Your task:
Copy out, verbatim and in full, the passage on BPJJ, BPFCC, and the numerical results.

Extract provided:
▼

Table 1 also shows that BPJJ obtains \(\textbf{B}\) [of \(\varvec{\beta }_{l}\) in Eq. (30)] by Eq. (31) in \(O(qL^2)\) on each data pattern [see Eq. (55)], while node-wise BPFCC evaluates \(\alpha ^{(j)}_{l \rightarrow L}\) at each repetition j, \(j \!=\! 1,..., q\), by Eq. (20) at the same cost; this is due to the special FCC structure of Cheng’s type (see Appendix A.1). Here, two node sensitivities are related by
This suggests that BPFCC may be so modified as to return \(\textbf{G}\!=\! \textbf{B}\), node sensitivities [e.g., see Eq. (54)], rather than \(\textbf{G}\!=\! \textbf{U}^\textsf{T}\), the rows of \(\textbf{J}\), in order to follow Eq. (34); this simplification is probably the easiest way to improve BPFCC.
4 Numerical Results
In [3, Table 3, p.309], the multiple q-output (\(q>1\)) benchmark problems are investigated by the FCCNET program with BPFCC for various FCC models. Among them, we use the cardiotocography benchmark problem (2,126 data) involving 21 attributes (\(n \!=\! 21\)) and ten classes (\(q \!=\! 10\)) for our numerical test (to be shown in Sect. 4.1 below). After that, we discuss the numerical results available in [3, Table 4, p.309] and [45, Table II, p.1799].

▲

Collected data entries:

▼

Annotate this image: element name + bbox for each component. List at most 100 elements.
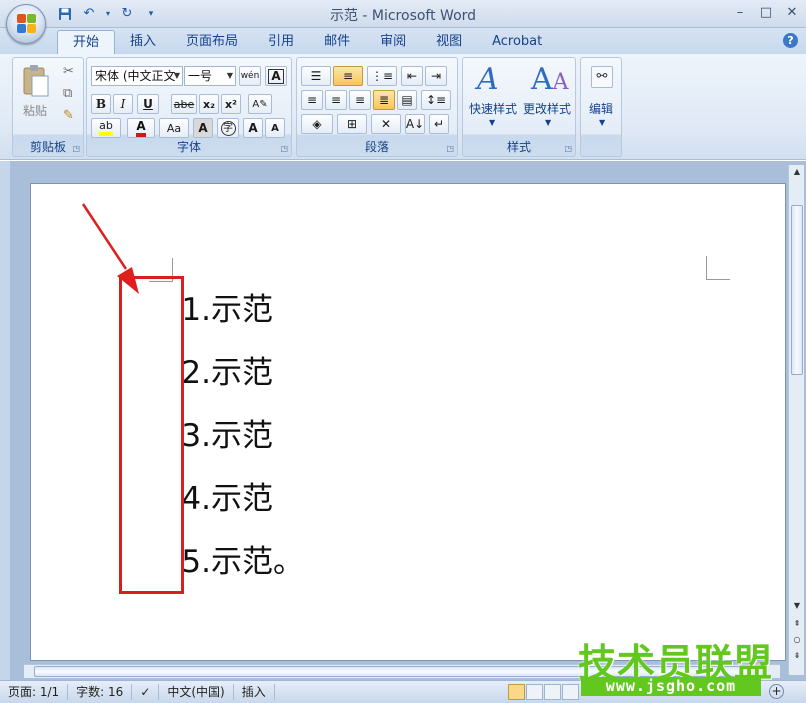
underline-button[interactable]: U [137, 94, 159, 114]
bullets-button[interactable]: ☰ [301, 66, 331, 86]
quick-styles-icon: A [477, 62, 499, 97]
scroll-down-icon[interactable]: ▼ [790, 599, 804, 613]
editing-label: 编辑 [589, 102, 614, 116]
tab-insert[interactable]: 插入 [115, 30, 171, 54]
editing-group: ⚯ 编辑 ▼ [580, 57, 622, 157]
help-icon[interactable]: ? [783, 33, 798, 48]
enclose-characters-icon: 字 [220, 120, 236, 136]
grow-font-button[interactable]: A [243, 118, 263, 138]
ribbon: 粘贴 ✂ ⧉ ✎ 剪贴板 ◳ 宋体 (中文正文 ▼ 一号 ▼ wén A B I… [0, 54, 806, 160]
change-styles-label: 更改样式 [523, 102, 572, 116]
office-button[interactable] [6, 4, 46, 44]
cut-icon[interactable]: ✂ [63, 64, 74, 79]
italic-button[interactable]: I [113, 94, 133, 114]
phonetic-guide-icon: wén [240, 70, 260, 81]
clear-formatting-button[interactable]: A✎ [248, 94, 272, 114]
list-item-text: 示范 [211, 481, 273, 517]
chevron-down-icon: ▼ [173, 71, 180, 80]
paste-icon [23, 65, 49, 97]
numbering-button[interactable]: ≡ [333, 66, 363, 86]
show-marks-button[interactable]: ↵ [429, 114, 449, 134]
chevron-down-icon: ▼ [226, 71, 233, 80]
tab-references[interactable]: 引用 [253, 30, 309, 54]
page-indicator[interactable]: 页面: 1/1 [0, 684, 69, 700]
enclose-characters-button[interactable]: 字 [217, 118, 239, 138]
justify-button[interactable]: ≣ [373, 90, 395, 110]
select-browse-object-icon[interactable]: ○ [790, 633, 804, 647]
align-center-button[interactable]: ≡ [325, 90, 347, 110]
paragraph-group: ☰ ≡ ⋮≡ ⇤ ⇥ ≡ ≡ ≡ ≣ ▤ ↕≡ ◈ ⊞ ✕ A↓ ↵ 段落 ◳ [296, 57, 458, 157]
watermark-url: www.jsgho.com [581, 677, 761, 696]
multilevel-list-button[interactable]: ⋮≡ [367, 66, 397, 86]
outline-icon[interactable] [562, 684, 579, 700]
tab-review[interactable]: 审阅 [365, 30, 421, 54]
highlight-button[interactable]: ab [91, 118, 121, 138]
tab-acrobat[interactable]: Acrobat [477, 30, 557, 54]
align-right-icon: ≡ [354, 93, 366, 107]
font-name-combo[interactable]: 宋体 (中文正文 ▼ [91, 66, 183, 86]
web-layout-icon[interactable] [544, 684, 561, 700]
minimize-button[interactable]: – [732, 4, 748, 20]
tab-mailings[interactable]: 邮件 [309, 30, 365, 54]
scroll-up-icon[interactable]: ▲ [790, 165, 804, 179]
character-shading-button[interactable]: A [193, 118, 213, 138]
paste-button[interactable]: 粘贴 [19, 62, 53, 124]
font-launcher-icon[interactable]: ◳ [280, 144, 288, 153]
scroll-thumb[interactable] [791, 205, 803, 375]
character-border-button[interactable]: A [265, 66, 287, 86]
bold-button[interactable]: B [91, 94, 111, 114]
annotation-arrow-icon [81, 203, 139, 294]
shading-button[interactable]: ◈ [301, 114, 333, 134]
change-case-button[interactable]: Aa [159, 118, 189, 138]
window-title: 示范 - Microsoft Word [329, 8, 477, 24]
maximize-button[interactable]: □ [758, 4, 774, 20]
distributed-button[interactable]: ▤ [397, 90, 417, 110]
proofing-icon[interactable]: ✓ [132, 684, 160, 700]
tab-home[interactable]: 开始 [57, 30, 116, 54]
insert-mode[interactable]: 插入 [234, 684, 275, 700]
align-left-icon: ≡ [306, 93, 318, 107]
align-left-button[interactable]: ≡ [301, 90, 323, 110]
line-spacing-button[interactable]: ↕≡ [421, 90, 451, 110]
numbering-icon: ≡ [342, 69, 354, 83]
font-size-value: 一号 [188, 69, 213, 83]
tab-page-layout[interactable]: 页面布局 [171, 30, 253, 54]
quick-styles-button[interactable]: A 快速样式 ▼ [465, 62, 519, 132]
sort-button[interactable]: A↓ [405, 114, 425, 134]
word-count[interactable]: 字数: 16 [68, 684, 133, 700]
superscript-button[interactable]: x² [221, 94, 241, 114]
styles-launcher-icon[interactable]: ◳ [564, 144, 572, 153]
chinese-layout-button[interactable]: ✕ [371, 114, 401, 134]
print-layout-icon[interactable] [508, 684, 525, 700]
font-color-button[interactable]: A [127, 118, 155, 138]
tab-view[interactable]: 视图 [421, 30, 477, 54]
font-name-value: 宋体 (中文正文 [95, 69, 176, 83]
document-page[interactable]: 1. 示范 2. 示范 3. 示范 4. 示范 5. 示范。 [30, 183, 786, 661]
next-page-icon[interactable]: ⇟ [790, 649, 804, 663]
clipboard-launcher-icon[interactable]: ◳ [72, 144, 80, 153]
language-indicator[interactable]: 中文(中国) [159, 684, 234, 700]
phonetic-guide-button[interactable]: wén [239, 66, 261, 86]
increase-indent-button[interactable]: ⇥ [425, 66, 447, 86]
multilevel-list-icon: ⋮≡ [370, 69, 394, 83]
align-right-button[interactable]: ≡ [349, 90, 371, 110]
editing-button[interactable]: ⚯ 编辑 ▼ [583, 62, 621, 132]
vertical-scrollbar[interactable]: ▲ ▼ ⇞ ○ ⇟ [788, 165, 804, 675]
paragraph-launcher-icon[interactable]: ◳ [446, 144, 454, 153]
ribbon-tabs-bar: 开始 插入 页面布局 引用 邮件 审阅 视图 Acrobat ? [0, 28, 806, 54]
change-styles-button[interactable]: AA 更改样式 ▼ [521, 62, 575, 132]
decrease-indent-button[interactable]: ⇤ [401, 66, 423, 86]
shrink-font-button[interactable]: A [265, 118, 285, 138]
shrink-font-icon: A [271, 122, 279, 134]
strikethrough-button[interactable]: abe [171, 94, 197, 114]
copy-icon[interactable]: ⧉ [63, 86, 72, 101]
quick-styles-label: 快速样式 [469, 102, 518, 116]
full-screen-reading-icon[interactable] [526, 684, 543, 700]
format-painter-icon[interactable]: ✎ [63, 108, 74, 123]
view-buttons [508, 684, 579, 700]
subscript-button[interactable]: x₂ [199, 94, 219, 114]
borders-button[interactable]: ⊞ [337, 114, 367, 134]
font-size-combo[interactable]: 一号 ▼ [184, 66, 236, 86]
close-button[interactable]: ✕ [784, 4, 800, 20]
previous-page-icon[interactable]: ⇞ [790, 617, 804, 631]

▲

Worked answer:
Table 1 also shows that BPJJ obtains \(\textbf{B}\) [of \(\varvec{\beta }_{l}\) in Eq. (30)] by Eq. (31) in \(O(qL^2)\) on each data pattern [see Eq. (55)], while node-wise BPFCC evaluates \(\alpha ^{(j)}_{l \rightarrow L}\) at each repetition j, \(j \!=\! 1,..., q\), by Eq. (20) at the same cost; this is due to the special FCC structure of Cheng’s type (see Appendix A.1). Here, two node sensitivities are related by
This suggests that BPFCC may be so modified as to return \(\textbf{G}\!=\! \textbf{B}\), node sensitivities [e.g., see Eq. (54)], rather than \(\textbf{G}\!=\! \textbf{U}^\textsf{T}\), the rows of \(\textbf{J}\), in order to follow Eq. (34); this simplification is probably the easiest way to improve BPFCC.
4 Numerical Results
In [3, Table 3, p.309], the multiple q-output (\(q>1\)) benchmark problems are investigated by the FCCNET program with BPFCC for various FCC models. Among them, we use the cardiotocography benchmark problem (2,126 data) involving 21 attributes (\(n \!=\! 21\)) and ten classes (\(q \!=\! 10\)) for our numerical test (to be shown in Sect. 4.1 below). After that, we discuss the numerical results available in [3, Table 4, p.309] and [45, Table II, p.1799].